• _EXERCISE REQUIREMENTS_
Give only the number of lines where "ktoś" occurs.

--

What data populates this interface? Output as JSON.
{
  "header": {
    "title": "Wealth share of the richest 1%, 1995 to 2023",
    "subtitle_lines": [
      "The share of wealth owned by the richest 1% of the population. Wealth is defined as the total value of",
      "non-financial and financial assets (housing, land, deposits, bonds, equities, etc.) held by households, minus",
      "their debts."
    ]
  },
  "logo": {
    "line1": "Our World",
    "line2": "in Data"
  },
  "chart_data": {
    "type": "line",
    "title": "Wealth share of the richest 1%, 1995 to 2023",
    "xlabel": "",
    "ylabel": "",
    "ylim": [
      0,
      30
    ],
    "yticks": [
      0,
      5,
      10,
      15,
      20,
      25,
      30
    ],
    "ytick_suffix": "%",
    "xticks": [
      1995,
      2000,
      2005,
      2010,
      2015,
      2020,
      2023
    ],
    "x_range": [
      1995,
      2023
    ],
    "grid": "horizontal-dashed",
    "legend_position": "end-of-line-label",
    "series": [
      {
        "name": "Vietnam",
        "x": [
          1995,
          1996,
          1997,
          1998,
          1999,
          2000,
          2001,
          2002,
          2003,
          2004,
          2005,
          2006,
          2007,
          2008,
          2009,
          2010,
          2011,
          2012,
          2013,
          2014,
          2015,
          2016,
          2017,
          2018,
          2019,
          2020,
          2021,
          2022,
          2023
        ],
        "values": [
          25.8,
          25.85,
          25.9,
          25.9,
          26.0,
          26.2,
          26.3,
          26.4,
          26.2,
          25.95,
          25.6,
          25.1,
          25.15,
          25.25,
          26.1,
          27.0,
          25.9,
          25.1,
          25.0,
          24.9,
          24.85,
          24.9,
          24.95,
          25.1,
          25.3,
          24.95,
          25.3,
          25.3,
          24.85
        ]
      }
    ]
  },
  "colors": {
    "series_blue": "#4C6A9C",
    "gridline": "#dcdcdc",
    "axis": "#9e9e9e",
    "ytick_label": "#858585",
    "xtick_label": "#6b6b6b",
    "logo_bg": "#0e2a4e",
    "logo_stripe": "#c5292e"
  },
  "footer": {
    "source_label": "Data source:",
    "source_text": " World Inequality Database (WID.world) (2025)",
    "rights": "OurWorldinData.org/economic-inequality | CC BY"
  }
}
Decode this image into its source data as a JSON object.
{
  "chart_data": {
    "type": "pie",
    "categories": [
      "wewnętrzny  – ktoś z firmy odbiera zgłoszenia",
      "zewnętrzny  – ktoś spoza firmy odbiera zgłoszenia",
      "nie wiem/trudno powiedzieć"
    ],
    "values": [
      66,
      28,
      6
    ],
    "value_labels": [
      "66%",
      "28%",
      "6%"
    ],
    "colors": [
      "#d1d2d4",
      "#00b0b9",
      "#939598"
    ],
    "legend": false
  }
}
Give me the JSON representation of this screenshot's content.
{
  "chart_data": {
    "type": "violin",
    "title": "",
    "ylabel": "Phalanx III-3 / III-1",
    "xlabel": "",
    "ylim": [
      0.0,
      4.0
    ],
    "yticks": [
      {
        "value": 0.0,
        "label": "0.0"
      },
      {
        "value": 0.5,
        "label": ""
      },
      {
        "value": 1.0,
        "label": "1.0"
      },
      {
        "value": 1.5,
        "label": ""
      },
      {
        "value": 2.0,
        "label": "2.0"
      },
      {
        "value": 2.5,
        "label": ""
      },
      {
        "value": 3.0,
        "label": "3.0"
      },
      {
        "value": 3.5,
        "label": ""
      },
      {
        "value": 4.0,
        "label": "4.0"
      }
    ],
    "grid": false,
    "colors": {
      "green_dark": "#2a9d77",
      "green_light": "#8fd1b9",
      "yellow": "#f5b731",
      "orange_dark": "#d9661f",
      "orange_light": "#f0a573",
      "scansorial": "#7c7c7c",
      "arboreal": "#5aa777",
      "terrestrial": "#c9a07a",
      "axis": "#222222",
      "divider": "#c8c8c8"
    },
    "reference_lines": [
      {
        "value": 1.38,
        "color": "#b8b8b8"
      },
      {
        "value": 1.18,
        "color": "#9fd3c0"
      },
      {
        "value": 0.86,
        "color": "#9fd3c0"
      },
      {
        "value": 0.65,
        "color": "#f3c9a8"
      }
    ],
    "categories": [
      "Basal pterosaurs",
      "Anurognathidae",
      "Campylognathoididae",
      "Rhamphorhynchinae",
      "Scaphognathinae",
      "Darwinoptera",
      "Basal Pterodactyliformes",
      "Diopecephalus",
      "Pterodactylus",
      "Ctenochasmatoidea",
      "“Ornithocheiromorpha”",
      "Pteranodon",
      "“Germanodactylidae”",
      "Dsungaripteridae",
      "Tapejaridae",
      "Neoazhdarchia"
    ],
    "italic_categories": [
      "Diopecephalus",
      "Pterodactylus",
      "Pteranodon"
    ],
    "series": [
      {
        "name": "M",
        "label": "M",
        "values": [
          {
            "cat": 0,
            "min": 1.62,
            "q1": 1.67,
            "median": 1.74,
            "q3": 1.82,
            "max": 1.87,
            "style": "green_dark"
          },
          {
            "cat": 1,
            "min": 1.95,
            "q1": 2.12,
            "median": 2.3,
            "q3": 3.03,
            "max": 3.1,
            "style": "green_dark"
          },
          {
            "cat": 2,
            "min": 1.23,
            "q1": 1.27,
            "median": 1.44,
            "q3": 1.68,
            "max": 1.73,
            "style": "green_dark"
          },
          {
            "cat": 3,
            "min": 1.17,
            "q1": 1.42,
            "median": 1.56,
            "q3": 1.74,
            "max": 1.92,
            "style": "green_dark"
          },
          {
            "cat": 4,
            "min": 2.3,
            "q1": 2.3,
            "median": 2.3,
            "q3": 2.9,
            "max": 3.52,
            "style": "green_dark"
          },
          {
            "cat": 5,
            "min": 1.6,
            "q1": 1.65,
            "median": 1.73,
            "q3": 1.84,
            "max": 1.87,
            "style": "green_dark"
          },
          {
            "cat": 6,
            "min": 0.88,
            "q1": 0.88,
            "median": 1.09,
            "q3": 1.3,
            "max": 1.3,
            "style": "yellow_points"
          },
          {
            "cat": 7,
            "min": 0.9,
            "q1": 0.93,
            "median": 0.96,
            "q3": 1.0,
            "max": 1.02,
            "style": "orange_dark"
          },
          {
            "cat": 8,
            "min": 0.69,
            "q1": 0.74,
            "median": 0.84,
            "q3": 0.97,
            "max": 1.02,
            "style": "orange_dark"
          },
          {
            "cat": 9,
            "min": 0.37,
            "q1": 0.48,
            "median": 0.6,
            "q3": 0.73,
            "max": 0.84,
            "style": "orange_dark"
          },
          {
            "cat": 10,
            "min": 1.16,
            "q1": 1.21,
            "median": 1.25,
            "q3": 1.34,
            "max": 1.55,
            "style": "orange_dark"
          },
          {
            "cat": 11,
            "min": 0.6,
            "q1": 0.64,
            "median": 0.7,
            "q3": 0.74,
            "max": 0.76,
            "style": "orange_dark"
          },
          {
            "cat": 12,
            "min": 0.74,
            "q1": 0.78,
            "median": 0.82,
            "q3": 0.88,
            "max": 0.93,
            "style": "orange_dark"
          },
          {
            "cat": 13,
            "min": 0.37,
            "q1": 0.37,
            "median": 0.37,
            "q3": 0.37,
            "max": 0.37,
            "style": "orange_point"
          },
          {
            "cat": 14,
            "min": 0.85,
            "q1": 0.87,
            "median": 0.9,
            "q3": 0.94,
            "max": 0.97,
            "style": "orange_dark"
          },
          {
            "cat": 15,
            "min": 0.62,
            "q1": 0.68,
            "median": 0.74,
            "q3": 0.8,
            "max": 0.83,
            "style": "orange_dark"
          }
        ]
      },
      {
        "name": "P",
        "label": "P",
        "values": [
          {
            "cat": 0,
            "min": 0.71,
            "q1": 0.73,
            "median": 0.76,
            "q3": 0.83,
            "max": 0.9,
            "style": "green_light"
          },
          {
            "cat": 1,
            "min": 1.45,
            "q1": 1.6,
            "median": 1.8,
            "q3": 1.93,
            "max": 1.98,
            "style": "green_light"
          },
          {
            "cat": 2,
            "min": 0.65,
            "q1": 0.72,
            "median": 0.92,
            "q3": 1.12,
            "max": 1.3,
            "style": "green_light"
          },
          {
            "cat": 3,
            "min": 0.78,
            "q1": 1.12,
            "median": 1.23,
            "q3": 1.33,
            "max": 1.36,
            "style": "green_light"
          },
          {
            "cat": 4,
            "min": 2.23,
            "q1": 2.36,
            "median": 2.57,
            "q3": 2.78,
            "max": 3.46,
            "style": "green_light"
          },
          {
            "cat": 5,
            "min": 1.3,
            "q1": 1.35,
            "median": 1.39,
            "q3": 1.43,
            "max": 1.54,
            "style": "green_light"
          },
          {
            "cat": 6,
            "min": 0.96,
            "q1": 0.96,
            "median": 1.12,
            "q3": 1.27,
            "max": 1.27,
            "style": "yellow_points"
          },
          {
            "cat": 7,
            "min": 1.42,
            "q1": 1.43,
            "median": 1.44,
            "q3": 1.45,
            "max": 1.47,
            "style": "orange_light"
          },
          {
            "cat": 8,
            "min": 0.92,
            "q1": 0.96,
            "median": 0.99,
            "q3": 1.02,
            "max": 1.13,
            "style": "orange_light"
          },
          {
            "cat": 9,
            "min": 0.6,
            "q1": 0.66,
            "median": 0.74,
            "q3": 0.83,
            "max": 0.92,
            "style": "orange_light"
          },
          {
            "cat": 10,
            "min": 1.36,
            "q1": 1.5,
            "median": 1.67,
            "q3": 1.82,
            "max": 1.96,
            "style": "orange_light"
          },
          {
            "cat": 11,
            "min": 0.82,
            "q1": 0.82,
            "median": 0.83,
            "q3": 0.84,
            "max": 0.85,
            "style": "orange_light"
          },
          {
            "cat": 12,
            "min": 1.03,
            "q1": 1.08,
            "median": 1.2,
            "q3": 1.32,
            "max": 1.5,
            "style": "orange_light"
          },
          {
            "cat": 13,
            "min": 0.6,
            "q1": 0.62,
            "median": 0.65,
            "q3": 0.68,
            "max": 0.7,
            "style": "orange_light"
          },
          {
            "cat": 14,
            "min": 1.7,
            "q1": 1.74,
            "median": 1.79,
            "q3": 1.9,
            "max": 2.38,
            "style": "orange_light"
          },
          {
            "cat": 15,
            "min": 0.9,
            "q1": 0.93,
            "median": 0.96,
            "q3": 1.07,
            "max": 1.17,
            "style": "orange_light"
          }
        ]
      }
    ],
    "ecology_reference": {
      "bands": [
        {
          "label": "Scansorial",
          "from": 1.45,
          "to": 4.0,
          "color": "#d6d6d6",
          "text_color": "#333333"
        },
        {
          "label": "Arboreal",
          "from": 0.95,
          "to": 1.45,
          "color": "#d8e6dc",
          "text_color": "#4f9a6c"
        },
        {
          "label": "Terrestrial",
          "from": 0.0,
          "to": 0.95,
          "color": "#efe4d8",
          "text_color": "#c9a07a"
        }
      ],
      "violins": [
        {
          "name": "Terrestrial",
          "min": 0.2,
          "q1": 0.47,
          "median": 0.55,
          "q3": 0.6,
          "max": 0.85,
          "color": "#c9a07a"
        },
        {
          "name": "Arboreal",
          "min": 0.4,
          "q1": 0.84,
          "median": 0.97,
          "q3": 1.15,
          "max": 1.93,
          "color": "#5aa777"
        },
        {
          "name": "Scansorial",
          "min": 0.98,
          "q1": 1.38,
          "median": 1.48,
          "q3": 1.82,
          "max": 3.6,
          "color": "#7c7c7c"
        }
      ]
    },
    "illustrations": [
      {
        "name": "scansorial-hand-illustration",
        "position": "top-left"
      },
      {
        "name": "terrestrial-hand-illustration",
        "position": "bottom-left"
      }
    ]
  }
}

--

• _EXERCISE OUTPUT_
2